(RECORDS FOR PROCESSING)
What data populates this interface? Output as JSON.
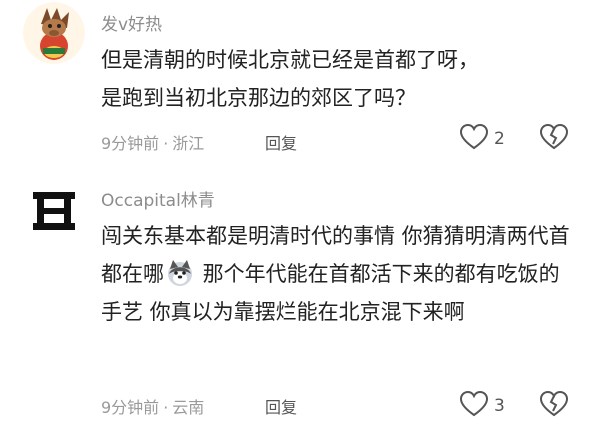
{
  "comments": [
    {
      "username": "发v好热",
      "lines": [
        "但是清朝的时候北京就已经是首都了呀，",
        "是跑到当初北京那边的郊区了吗？"
      ],
      "time": "9分钟前",
      "location": "浙江",
      "reply_label": "回复",
      "likes": "2",
      "avatar_icon": "horse-avatar-icon"
    },
    {
      "username": "Occapital林青",
      "text_a": "闯关东基本都是明清时代的事情 你猜猜明清两代首都在哪",
      "text_b": " 那个年代能在首都活下来的都有吃饭的手艺 你真以为靠摆烂能在北京混下来啊",
      "time": "9分钟前",
      "location": "云南",
      "reply_label": "回复",
      "likes": "3",
      "avatar_icon": "h-logo-avatar-icon",
      "emoji": "husky-dog-emoji"
    }
  ],
  "separator": "·"
}
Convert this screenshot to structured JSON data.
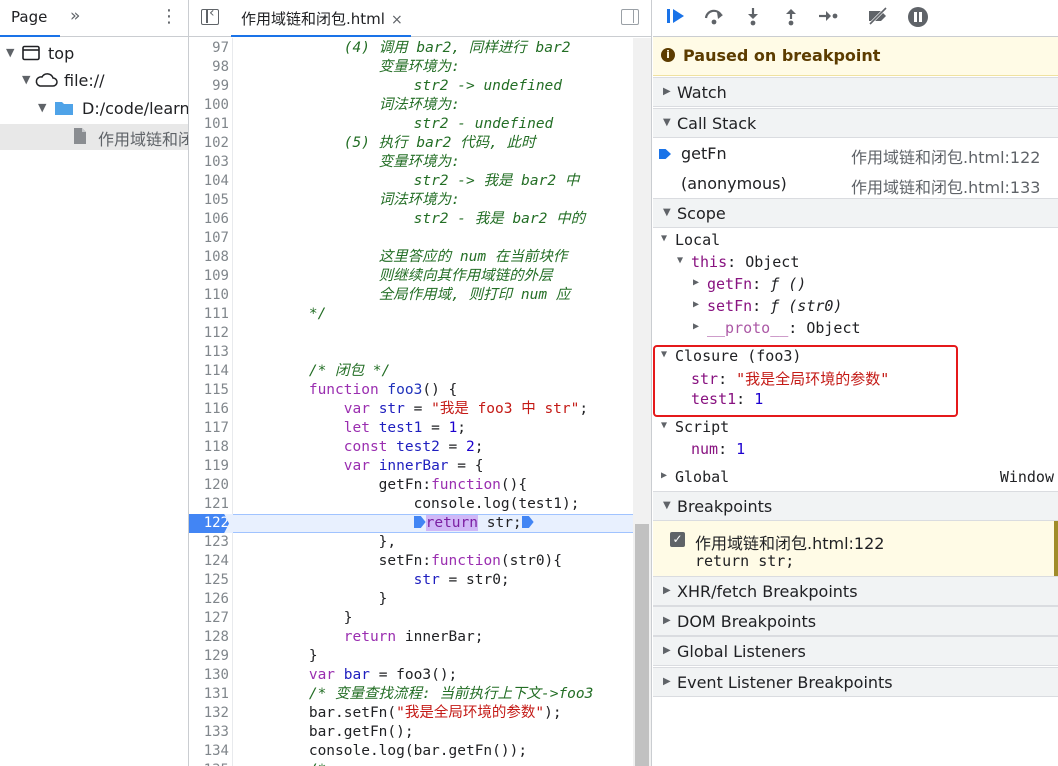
{
  "navigator": {
    "tab_label": "Page",
    "more_glyph": "»",
    "menu_glyph": "⋮",
    "tree": [
      {
        "label": "top",
        "depth": 0,
        "icon": "frame-icon",
        "arrow": "▼"
      },
      {
        "label": "file://",
        "depth": 1,
        "icon": "cloud-icon",
        "arrow": "▼"
      },
      {
        "label": "D:/code/learning",
        "depth": 2,
        "icon": "folder-icon",
        "arrow": "▼"
      },
      {
        "label": "作用域链和闭包.html",
        "depth": 3,
        "icon": "file-icon",
        "arrow": ""
      }
    ]
  },
  "editor": {
    "file_tab": "作用域链和闭包.html",
    "close_glyph": "×",
    "current_line": 122,
    "lines": [
      {
        "n": 97,
        "html": "            <span class=\"c\">(4) 调用 bar2, 同样进行 bar2 </span>"
      },
      {
        "n": 98,
        "html": "                <span class=\"c\">变量环境为:</span>"
      },
      {
        "n": 99,
        "html": "                    <span class=\"c\">str2 -> undefined</span>"
      },
      {
        "n": 100,
        "html": "                <span class=\"c\">词法环境为:</span>"
      },
      {
        "n": 101,
        "html": "                    <span class=\"c\">str2 - undefined</span>"
      },
      {
        "n": 102,
        "html": "            <span class=\"c\">(5) 执行 bar2 代码, 此时</span>"
      },
      {
        "n": 103,
        "html": "                <span class=\"c\">变量环境为:</span>"
      },
      {
        "n": 104,
        "html": "                    <span class=\"c\">str2 -> 我是 bar2 中</span>"
      },
      {
        "n": 105,
        "html": "                <span class=\"c\">词法环境为:</span>"
      },
      {
        "n": 106,
        "html": "                    <span class=\"c\">str2 - 我是 bar2 中的</span>"
      },
      {
        "n": 107,
        "html": ""
      },
      {
        "n": 108,
        "html": "                <span class=\"c\">这里答应的 num 在当前块作</span>"
      },
      {
        "n": 109,
        "html": "                <span class=\"c\">则继续向其作用域链的外层</span>"
      },
      {
        "n": 110,
        "html": "                <span class=\"c\">全局作用域, 则打印 num 应</span>"
      },
      {
        "n": 111,
        "html": "        <span class=\"c\">*/</span>"
      },
      {
        "n": 112,
        "html": ""
      },
      {
        "n": 113,
        "html": ""
      },
      {
        "n": 114,
        "html": "        <span class=\"c\">/* 闭包 */</span>"
      },
      {
        "n": 115,
        "html": "        <span class=\"k\">function</span> <span class=\"f\">foo3</span>() {"
      },
      {
        "n": 116,
        "html": "            <span class=\"k\">var</span> <span class=\"v\">str</span> = <span class=\"s\">\"我是 foo3 中 str\"</span>;"
      },
      {
        "n": 117,
        "html": "            <span class=\"k\">let</span> <span class=\"v\">test1</span> = <span class=\"n\">1</span>;"
      },
      {
        "n": 118,
        "html": "            <span class=\"k\">const</span> <span class=\"v\">test2</span> = <span class=\"n\">2</span>;"
      },
      {
        "n": 119,
        "html": "            <span class=\"k\">var</span> <span class=\"v\">innerBar</span> = {"
      },
      {
        "n": 120,
        "html": "                getFn:<span class=\"k\">function</span>(){"
      },
      {
        "n": 121,
        "html": "                    console.log(test1);"
      },
      {
        "n": 122,
        "html": "                    <span class=\"pm\"></span><span class=\"ret\">return</span> str;<span class=\"pm\"></span>"
      },
      {
        "n": 123,
        "html": "                },"
      },
      {
        "n": 124,
        "html": "                setFn:<span class=\"k\">function</span>(str0){"
      },
      {
        "n": 125,
        "html": "                    <span class=\"v\">str</span> = str0;"
      },
      {
        "n": 126,
        "html": "                }"
      },
      {
        "n": 127,
        "html": "            }"
      },
      {
        "n": 128,
        "html": "            <span class=\"k\">return</span> innerBar;"
      },
      {
        "n": 129,
        "html": "        }"
      },
      {
        "n": 130,
        "html": "        <span class=\"k\">var</span> <span class=\"v\">bar</span> = foo3();"
      },
      {
        "n": 131,
        "html": "        <span class=\"c\">/* 变量查找流程: 当前执行上下文->foo3</span>"
      },
      {
        "n": 132,
        "html": "        bar.setFn(<span class=\"s\">\"我是全局环境的参数\"</span>);"
      },
      {
        "n": 133,
        "html": "        bar.getFn();"
      },
      {
        "n": 134,
        "html": "        console.log(bar.getFn());"
      },
      {
        "n": 135,
        "html": "        <span class=\"c\">/*</span>"
      }
    ]
  },
  "debugger": {
    "paused_icon": "i",
    "paused_text": "Paused on breakpoint",
    "sections": {
      "watch": "Watch",
      "call_stack": "Call Stack",
      "scope": "Scope",
      "breakpoints": "Breakpoints",
      "xhr": "XHR/fetch Breakpoints",
      "dom": "DOM Breakpoints",
      "global_listeners": "Global Listeners",
      "event_listeners": "Event Listener Breakpoints"
    },
    "call_stack": [
      {
        "fn": "getFn",
        "loc": "作用域链和闭包.html:122"
      },
      {
        "fn": "(anonymous)",
        "loc": "作用域链和闭包.html:133"
      }
    ],
    "scope": {
      "local": "Local",
      "this_key": "this",
      "this_val": "Object",
      "getFn_key": "getFn",
      "getFn_val": "ƒ ()",
      "setFn_key": "setFn",
      "setFn_val": "ƒ (str0)",
      "proto_key": "__proto__",
      "proto_val": "Object",
      "closure": "Closure (foo3)",
      "str_key": "str",
      "str_val": "\"我是全局环境的参数\"",
      "test1_key": "test1",
      "test1_val": "1",
      "script": "Script",
      "num_key": "num",
      "num_val": "1",
      "global": "Global",
      "global_val": "Window"
    },
    "breakpoint": {
      "file": "作用域链和闭包.html:122",
      "code": "return str;"
    }
  }
}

(WHAT YOU WILL DO) Exclude every picture and copy the remaining data exactly.

(WRITTEN ANSWER)
What data populates this interface? Output as JSON.
{
  "comments": [
    {
      "username": "发v好热",
      "lines": [
        "但是清朝的时候北京就已经是首都了呀，",
        "是跑到当初北京那边的郊区了吗？"
      ],
      "time": "9分钟前",
      "location": "浙江",
      "reply_label": "回复",
      "likes": "2",
      "avatar_icon": "horse-avatar-icon"
    },
    {
      "username": "Occapital林青",
      "text_a": "闯关东基本都是明清时代的事情 你猜猜明清两代首都在哪",
      "text_b": " 那个年代能在首都活下来的都有吃饭的手艺 你真以为靠摆烂能在北京混下来啊",
      "time": "9分钟前",
      "location": "云南",
      "reply_label": "回复",
      "likes": "3",
      "avatar_icon": "h-logo-avatar-icon",
      "emoji": "husky-dog-emoji"
    }
  ],
  "separator": "·"
}
Convert this screenshot to structured JSON data.
{
  "navigator": {
    "tab_label": "Page",
    "more_glyph": "»",
    "menu_glyph": "⋮",
    "tree": [
      {
        "label": "top",
        "depth": 0,
        "icon": "frame-icon",
        "arrow": "▼"
      },
      {
        "label": "file://",
        "depth": 1,
        "icon": "cloud-icon",
        "arrow": "▼"
      },
      {
        "label": "D:/code/learning",
        "depth": 2,
        "icon": "folder-icon",
        "arrow": "▼"
      },
      {
        "label": "作用域链和闭包.html",
        "depth": 3,
        "icon": "file-icon",
        "arrow": ""
      }
    ]
  },
  "editor": {
    "file_tab": "作用域链和闭包.html",
    "close_glyph": "×",
    "current_line": 122,
    "lines": [
      {
        "n": 97,
        "html": "            <span class=\"c\">(4) 调用 bar2, 同样进行 bar2 </span>"
      },
      {
        "n": 98,
        "html": "                <span class=\"c\">变量环境为:</span>"
      },
      {
        "n": 99,
        "html": "                    <span class=\"c\">str2 -> undefined</span>"
      },
      {
        "n": 100,
        "html": "                <span class=\"c\">词法环境为:</span>"
      },
      {
        "n": 101,
        "html": "                    <span class=\"c\">str2 - undefined</span>"
      },
      {
        "n": 102,
        "html": "            <span class=\"c\">(5) 执行 bar2 代码, 此时</span>"
      },
      {
        "n": 103,
        "html": "                <span class=\"c\">变量环境为:</span>"
      },
      {
        "n": 104,
        "html": "                    <span class=\"c\">str2 -> 我是 bar2 中</span>"
      },
      {
        "n": 105,
        "html": "                <span class=\"c\">词法环境为:</span>"
      },
      {
        "n": 106,
        "html": "                    <span class=\"c\">str2 - 我是 bar2 中的</span>"
      },
      {
        "n": 107,
        "html": ""
      },
      {
        "n": 108,
        "html": "                <span class=\"c\">这里答应的 num 在当前块作</span>"
      },
      {
        "n": 109,
        "html": "                <span class=\"c\">则继续向其作用域链的外层</span>"
      },
      {
        "n": 110,
        "html": "                <span class=\"c\">全局作用域, 则打印 num 应</span>"
      },
      {
        "n": 111,
        "html": "        <span class=\"c\">*/</span>"
      },
      {
        "n": 112,
        "html": ""
      },
      {
        "n": 113,
        "html": ""
      },
      {
        "n": 114,
        "html": "        <span class=\"c\">/* 闭包 */</span>"
      },
      {
        "n": 115,
        "html": "        <span class=\"k\">function</span> <span class=\"f\">foo3</span>() {"
      },
      {
        "n": 116,
        "html": "            <span class=\"k\">var</span> <span class=\"v\">str</span> = <span class=\"s\">\"我是 foo3 中 str\"</span>;"
      },
      {
        "n": 117,
        "html": "            <span class=\"k\">let</span> <span class=\"v\">test1</span> = <span class=\"n\">1</span>;"
      },
      {
        "n": 118,
        "html": "            <span class=\"k\">const</span> <span class=\"v\">test2</span> = <span class=\"n\">2</span>;"
      },
      {
        "n": 119,
        "html": "            <span class=\"k\">var</span> <span class=\"v\">innerBar</span> = {"
      },
      {
        "n": 120,
        "html": "                getFn:<span class=\"k\">function</span>(){"
      },
      {
        "n": 121,
        "html": "                    console.log(test1);"
      },
      {
        "n": 122,
        "html": "                    <span class=\"pm\"></span><span class=\"ret\">return</span> str;<span class=\"pm\"></span>"
      },
      {
        "n": 123,
        "html": "                },"
      },
      {
        "n": 124,
        "html": "                setFn:<span class=\"k\">function</span>(str0){"
      },
      {
        "n": 125,
        "html": "                    <span class=\"v\">str</span> = str0;"
      },
      {
        "n": 126,
        "html": "                }"
      },
      {
        "n": 127,
        "html": "            }"
      },
      {
        "n": 128,
        "html": "            <span class=\"k\">return</span> innerBar;"
      },
      {
        "n": 129,
        "html": "        }"
      },
      {
        "n": 130,
        "html": "        <span class=\"k\">var</span> <span class=\"v\">bar</span> = foo3();"
      },
      {
        "n": 131,
        "html": "        <span class=\"c\">/* 变量查找流程: 当前执行上下文->foo3</span>"
      },
      {
        "n": 132,
        "html": "        bar.setFn(<span class=\"s\">\"我是全局环境的参数\"</span>);"
      },
      {
        "n": 133,
        "html": "        bar.getFn();"
      },
      {
        "n": 134,
        "html": "        console.log(bar.getFn());"
      },
      {
        "n": 135,
        "html": "        <span class=\"c\">/*</span>"
      }
    ]
  },
  "debugger": {
    "paused_icon": "i",
    "paused_text": "Paused on breakpoint",
    "sections": {
      "watch": "Watch",
      "call_stack": "Call Stack",
      "scope": "Scope",
      "breakpoints": "Breakpoints",
      "xhr": "XHR/fetch Breakpoints",
      "dom": "DOM Breakpoints",
      "global_listeners": "Global Listeners",
      "event_listeners": "Event Listener Breakpoints"
    },
    "call_stack": [
      {
        "fn": "getFn",
        "loc": "作用域链和闭包.html:122"
      },
      {
        "fn": "(anonymous)",
        "loc": "作用域链和闭包.html:133"
      }
    ],
    "scope": {
      "local": "Local",
      "this_key": "this",
      "this_val": "Object",
      "getFn_key": "getFn",
      "getFn_val": "ƒ ()",
      "setFn_key": "setFn",
      "setFn_val": "ƒ (str0)",
      "proto_key": "__proto__",
      "proto_val": "Object",
      "closure": "Closure (foo3)",
      "str_key": "str",
      "str_val": "\"我是全局环境的参数\"",
      "test1_key": "test1",
      "test1_val": "1",
      "script": "Script",
      "num_key": "num",
      "num_val": "1",
      "global": "Global",
      "global_val": "Window"
    },
    "breakpoint": {
      "file": "作用域链和闭包.html:122",
      "code": "return str;"
    }
  }
}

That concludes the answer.